___ Entries shown

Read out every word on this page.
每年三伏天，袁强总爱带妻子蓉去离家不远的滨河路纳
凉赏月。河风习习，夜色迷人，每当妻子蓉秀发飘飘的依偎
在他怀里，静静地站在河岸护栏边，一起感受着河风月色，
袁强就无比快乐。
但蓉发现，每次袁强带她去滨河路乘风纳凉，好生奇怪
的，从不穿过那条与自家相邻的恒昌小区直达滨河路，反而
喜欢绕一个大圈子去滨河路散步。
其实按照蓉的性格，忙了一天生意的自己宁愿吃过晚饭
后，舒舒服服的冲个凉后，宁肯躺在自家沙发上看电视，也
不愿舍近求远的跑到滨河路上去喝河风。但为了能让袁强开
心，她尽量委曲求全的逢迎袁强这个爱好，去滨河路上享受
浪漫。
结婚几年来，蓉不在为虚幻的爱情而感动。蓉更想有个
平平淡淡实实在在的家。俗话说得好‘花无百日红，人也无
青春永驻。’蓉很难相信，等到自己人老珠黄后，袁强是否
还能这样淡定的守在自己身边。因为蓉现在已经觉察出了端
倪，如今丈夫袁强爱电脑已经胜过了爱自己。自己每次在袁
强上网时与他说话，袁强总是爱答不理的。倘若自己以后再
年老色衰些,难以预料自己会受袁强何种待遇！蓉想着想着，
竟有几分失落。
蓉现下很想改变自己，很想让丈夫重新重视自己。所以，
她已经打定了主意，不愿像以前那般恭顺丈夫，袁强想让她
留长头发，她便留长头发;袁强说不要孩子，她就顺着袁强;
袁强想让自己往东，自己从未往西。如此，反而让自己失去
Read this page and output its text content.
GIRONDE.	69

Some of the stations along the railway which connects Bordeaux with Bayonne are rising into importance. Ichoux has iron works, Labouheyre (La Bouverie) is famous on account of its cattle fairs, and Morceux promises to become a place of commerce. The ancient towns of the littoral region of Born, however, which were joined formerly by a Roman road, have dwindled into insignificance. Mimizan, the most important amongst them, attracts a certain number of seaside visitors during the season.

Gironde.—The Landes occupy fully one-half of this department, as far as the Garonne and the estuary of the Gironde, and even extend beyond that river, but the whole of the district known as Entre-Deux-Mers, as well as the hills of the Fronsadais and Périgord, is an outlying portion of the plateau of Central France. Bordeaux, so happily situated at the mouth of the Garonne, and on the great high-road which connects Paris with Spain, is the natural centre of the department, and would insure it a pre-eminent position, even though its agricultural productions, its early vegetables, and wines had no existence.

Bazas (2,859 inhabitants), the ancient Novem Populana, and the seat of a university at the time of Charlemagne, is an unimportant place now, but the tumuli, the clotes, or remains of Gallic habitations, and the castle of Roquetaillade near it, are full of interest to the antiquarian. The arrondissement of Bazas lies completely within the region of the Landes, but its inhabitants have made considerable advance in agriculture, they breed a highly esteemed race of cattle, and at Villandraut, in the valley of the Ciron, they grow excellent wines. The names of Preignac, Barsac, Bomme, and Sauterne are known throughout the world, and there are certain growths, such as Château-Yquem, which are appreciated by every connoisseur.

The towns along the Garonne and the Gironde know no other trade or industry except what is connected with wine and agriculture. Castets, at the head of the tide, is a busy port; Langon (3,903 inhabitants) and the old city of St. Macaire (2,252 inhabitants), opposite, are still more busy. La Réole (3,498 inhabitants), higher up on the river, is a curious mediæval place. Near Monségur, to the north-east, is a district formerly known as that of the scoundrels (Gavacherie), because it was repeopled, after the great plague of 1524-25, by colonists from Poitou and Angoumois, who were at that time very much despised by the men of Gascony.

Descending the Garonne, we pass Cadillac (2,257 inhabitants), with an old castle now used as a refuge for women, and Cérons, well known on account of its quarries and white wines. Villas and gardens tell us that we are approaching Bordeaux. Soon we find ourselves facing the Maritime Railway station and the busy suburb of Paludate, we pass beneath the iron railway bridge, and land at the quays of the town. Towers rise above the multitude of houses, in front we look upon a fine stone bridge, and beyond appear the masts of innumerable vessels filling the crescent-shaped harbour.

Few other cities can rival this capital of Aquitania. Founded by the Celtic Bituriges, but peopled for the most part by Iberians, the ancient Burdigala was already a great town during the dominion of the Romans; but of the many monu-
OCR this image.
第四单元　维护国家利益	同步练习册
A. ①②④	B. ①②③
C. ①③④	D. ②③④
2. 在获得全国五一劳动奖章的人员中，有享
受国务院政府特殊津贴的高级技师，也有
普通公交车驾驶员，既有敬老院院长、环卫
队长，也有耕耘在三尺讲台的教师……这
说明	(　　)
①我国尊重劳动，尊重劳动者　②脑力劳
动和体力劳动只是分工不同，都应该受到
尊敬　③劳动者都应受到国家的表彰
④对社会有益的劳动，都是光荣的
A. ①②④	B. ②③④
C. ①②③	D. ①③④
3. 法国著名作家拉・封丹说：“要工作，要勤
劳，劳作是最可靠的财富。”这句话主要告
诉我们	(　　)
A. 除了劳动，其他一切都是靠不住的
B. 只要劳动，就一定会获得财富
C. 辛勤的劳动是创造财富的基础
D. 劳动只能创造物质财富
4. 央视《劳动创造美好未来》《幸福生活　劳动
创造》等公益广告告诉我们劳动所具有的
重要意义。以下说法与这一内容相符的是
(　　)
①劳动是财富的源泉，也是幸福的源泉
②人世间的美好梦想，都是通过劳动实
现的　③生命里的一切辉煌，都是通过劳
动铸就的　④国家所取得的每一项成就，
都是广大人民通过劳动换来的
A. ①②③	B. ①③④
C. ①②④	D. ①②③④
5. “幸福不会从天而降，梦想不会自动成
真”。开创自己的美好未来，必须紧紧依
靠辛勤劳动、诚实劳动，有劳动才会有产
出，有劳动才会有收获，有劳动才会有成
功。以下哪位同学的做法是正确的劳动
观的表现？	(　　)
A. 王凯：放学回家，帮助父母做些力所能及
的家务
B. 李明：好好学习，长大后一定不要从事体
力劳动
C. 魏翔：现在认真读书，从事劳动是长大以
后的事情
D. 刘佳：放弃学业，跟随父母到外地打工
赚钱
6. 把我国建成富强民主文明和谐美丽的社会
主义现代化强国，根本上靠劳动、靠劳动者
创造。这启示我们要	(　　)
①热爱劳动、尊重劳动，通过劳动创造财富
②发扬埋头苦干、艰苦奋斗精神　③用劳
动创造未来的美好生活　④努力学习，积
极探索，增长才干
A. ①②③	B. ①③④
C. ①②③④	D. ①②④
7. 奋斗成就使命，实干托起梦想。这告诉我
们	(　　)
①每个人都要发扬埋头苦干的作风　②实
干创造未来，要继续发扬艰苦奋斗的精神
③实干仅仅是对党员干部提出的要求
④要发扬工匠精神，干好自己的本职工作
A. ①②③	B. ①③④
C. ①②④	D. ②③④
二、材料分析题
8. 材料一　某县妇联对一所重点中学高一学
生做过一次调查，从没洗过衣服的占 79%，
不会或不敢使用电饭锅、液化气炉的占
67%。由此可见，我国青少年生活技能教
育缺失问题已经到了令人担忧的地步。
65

______

(What you are asked to do): Each line must be given again exactly as written above.

(Answer for the task):
Read out every word on this page.
每年三伏天，袁强总爱带妻子蓉去离家不远的滨河路纳
凉赏月。河风习习，夜色迷人，每当妻子蓉秀发飘飘的依偎
在他怀里，静静地站在河岸护栏边，一起感受着河风月色，
袁强就无比快乐。
但蓉发现，每次袁强带她去滨河路乘风纳凉，好生奇怪
的，从不穿过那条与自家相邻的恒昌小区直达滨河路，反而
喜欢绕一个大圈子去滨河路散步。
其实按照蓉的性格，忙了一天生意的自己宁愿吃过晚饭
后，舒舒服服的冲个凉后，宁肯躺在自家沙发上看电视，也
不愿舍近求远的跑到滨河路上去喝河风。但为了能让袁强开
心，她尽量委曲求全的逢迎袁强这个爱好，去滨河路上享受
浪漫。
结婚几年来，蓉不在为虚幻的爱情而感动。蓉更想有个
平平淡淡实实在在的家。俗话说得好‘花无百日红，人也无
青春永驻。’蓉很难相信，等到自己人老珠黄后，袁强是否
还能这样淡定的守在自己身边。因为蓉现在已经觉察出了端
倪，如今丈夫袁强爱电脑已经胜过了爱自己。自己每次在袁
强上网时与他说话，袁强总是爱答不理的。倘若自己以后再
年老色衰些,难以预料自己会受袁强何种待遇！蓉想着想着，
竟有几分失落。
蓉现下很想改变自己，很想让丈夫重新重视自己。所以，
她已经打定了主意，不愿像以前那般恭顺丈夫，袁强想让她
留长头发，她便留长头发;袁强说不要孩子，她就顺着袁强;
袁强想让自己往东，自己从未往西。如此，反而让自己失去
Read this page and output its text content.
GIRONDE.	69

Some of the stations along the railway which connects Bordeaux with Bayonne are rising into importance. Ichoux has iron works, Labouheyre (La Bouverie) is famous on account of its cattle fairs, and Morceux promises to become a place of commerce. The ancient towns of the littoral region of Born, however, which were joined formerly by a Roman road, have dwindled into insignificance. Mimizan, the most important amongst them, attracts a certain number of seaside visitors during the season.

Gironde.—The Landes occupy fully one-half of this department, as far as the Garonne and the estuary of the Gironde, and even extend beyond that river, but the whole of the district known as Entre-Deux-Mers, as well as the hills of the Fronsadais and Périgord, is an outlying portion of the plateau of Central France. Bordeaux, so happily situated at the mouth of the Garonne, and on the great high-road which connects Paris with Spain, is the natural centre of the department, and would insure it a pre-eminent position, even though its agricultural productions, its early vegetables, and wines had no existence.

Bazas (2,859 inhabitants), the ancient Novem Populana, and the seat of a university at the time of Charlemagne, is an unimportant place now, but the tumuli, the clotes, or remains of Gallic habitations, and the castle of Roquetaillade near it, are full of interest to the antiquarian. The arrondissement of Bazas lies completely within the region of the Landes, but its inhabitants have made considerable advance in agriculture, they breed a highly esteemed race of cattle, and at Villandraut, in the valley of the Ciron, they grow excellent wines. The names of Preignac, Barsac, Bomme, and Sauterne are known throughout the world, and there are certain growths, such as Château-Yquem, which are appreciated by every connoisseur.

The towns along the Garonne and the Gironde know no other trade or industry except what is connected with wine and agriculture. Castets, at the head of the tide, is a busy port; Langon (3,903 inhabitants) and the old city of St. Macaire (2,252 inhabitants), opposite, are still more busy. La Réole (3,498 inhabitants), higher up on the river, is a curious mediæval place. Near Monségur, to the north-east, is a district formerly known as that of the scoundrels (Gavacherie), because it was repeopled, after the great plague of 1524-25, by colonists from Poitou and Angoumois, who were at that time very much despised by the men of Gascony.

Descending the Garonne, we pass Cadillac (2,257 inhabitants), with an old castle now used as a refuge for women, and Cérons, well known on account of its quarries and white wines. Villas and gardens tell us that we are approaching Bordeaux. Soon we find ourselves facing the Maritime Railway station and the busy suburb of Paludate, we pass beneath the iron railway bridge, and land at the quays of the town. Towers rise above the multitude of houses, in front we look upon a fine stone bridge, and beyond appear the masts of innumerable vessels filling the crescent-shaped harbour.

Few other cities can rival this capital of Aquitania. Founded by the Celtic Bituriges, but peopled for the most part by Iberians, the ancient Burdigala was already a great town during the dominion of the Romans; but of the many monu-
OCR this image.
第四单元　维护国家利益	同步练习册
A. ①②④	B. ①②③
C. ①③④	D. ②③④
2. 在获得全国五一劳动奖章的人员中，有享
受国务院政府特殊津贴的高级技师，也有
普通公交车驾驶员，既有敬老院院长、环卫
队长，也有耕耘在三尺讲台的教师……这
说明	(　　)
①我国尊重劳动，尊重劳动者　②脑力劳
动和体力劳动只是分工不同，都应该受到
尊敬　③劳动者都应受到国家的表彰
④对社会有益的劳动，都是光荣的
A. ①②④	B. ②③④
C. ①②③	D. ①③④
3. 法国著名作家拉・封丹说：“要工作，要勤
劳，劳作是最可靠的财富。”这句话主要告
诉我们	(　　)
A. 除了劳动，其他一切都是靠不住的
B. 只要劳动，就一定会获得财富
C. 辛勤的劳动是创造财富的基础
D. 劳动只能创造物质财富
4. 央视《劳动创造美好未来》《幸福生活　劳动
创造》等公益广告告诉我们劳动所具有的
重要意义。以下说法与这一内容相符的是
(　　)
①劳动是财富的源泉，也是幸福的源泉
②人世间的美好梦想，都是通过劳动实
现的　③生命里的一切辉煌，都是通过劳
动铸就的　④国家所取得的每一项成就，
都是广大人民通过劳动换来的
A. ①②③	B. ①③④
C. ①②④	D. ①②③④
5. “幸福不会从天而降，梦想不会自动成
真”。开创自己的美好未来，必须紧紧依
靠辛勤劳动、诚实劳动，有劳动才会有产
出，有劳动才会有收获，有劳动才会有成
功。以下哪位同学的做法是正确的劳动
观的表现？	(　　)
A. 王凯：放学回家，帮助父母做些力所能及
的家务
B. 李明：好好学习，长大后一定不要从事体
力劳动
C. 魏翔：现在认真读书，从事劳动是长大以
后的事情
D. 刘佳：放弃学业，跟随父母到外地打工
赚钱
6. 把我国建成富强民主文明和谐美丽的社会
主义现代化强国，根本上靠劳动、靠劳动者
创造。这启示我们要	(　　)
①热爱劳动、尊重劳动，通过劳动创造财富
②发扬埋头苦干、艰苦奋斗精神　③用劳
动创造未来的美好生活　④努力学习，积
极探索，增长才干
A. ①②③	B. ①③④
C. ①②③④	D. ①②④
7. 奋斗成就使命，实干托起梦想。这告诉我
们	(　　)
①每个人都要发扬埋头苦干的作风　②实
干创造未来，要继续发扬艰苦奋斗的精神
③实干仅仅是对党员干部提出的要求
④要发扬工匠精神，干好自己的本职工作
A. ①②③	B. ①③④
C. ①②④	D. ②③④
二、材料分析题
8. 材料一　某县妇联对一所重点中学高一学
生做过一次调查，从没洗过衣服的占 79%，
不会或不敢使用电饭锅、液化气炉的占
67%。由此可见，我国青少年生活技能教
育缺失问题已经到了令人担忧的地步。
65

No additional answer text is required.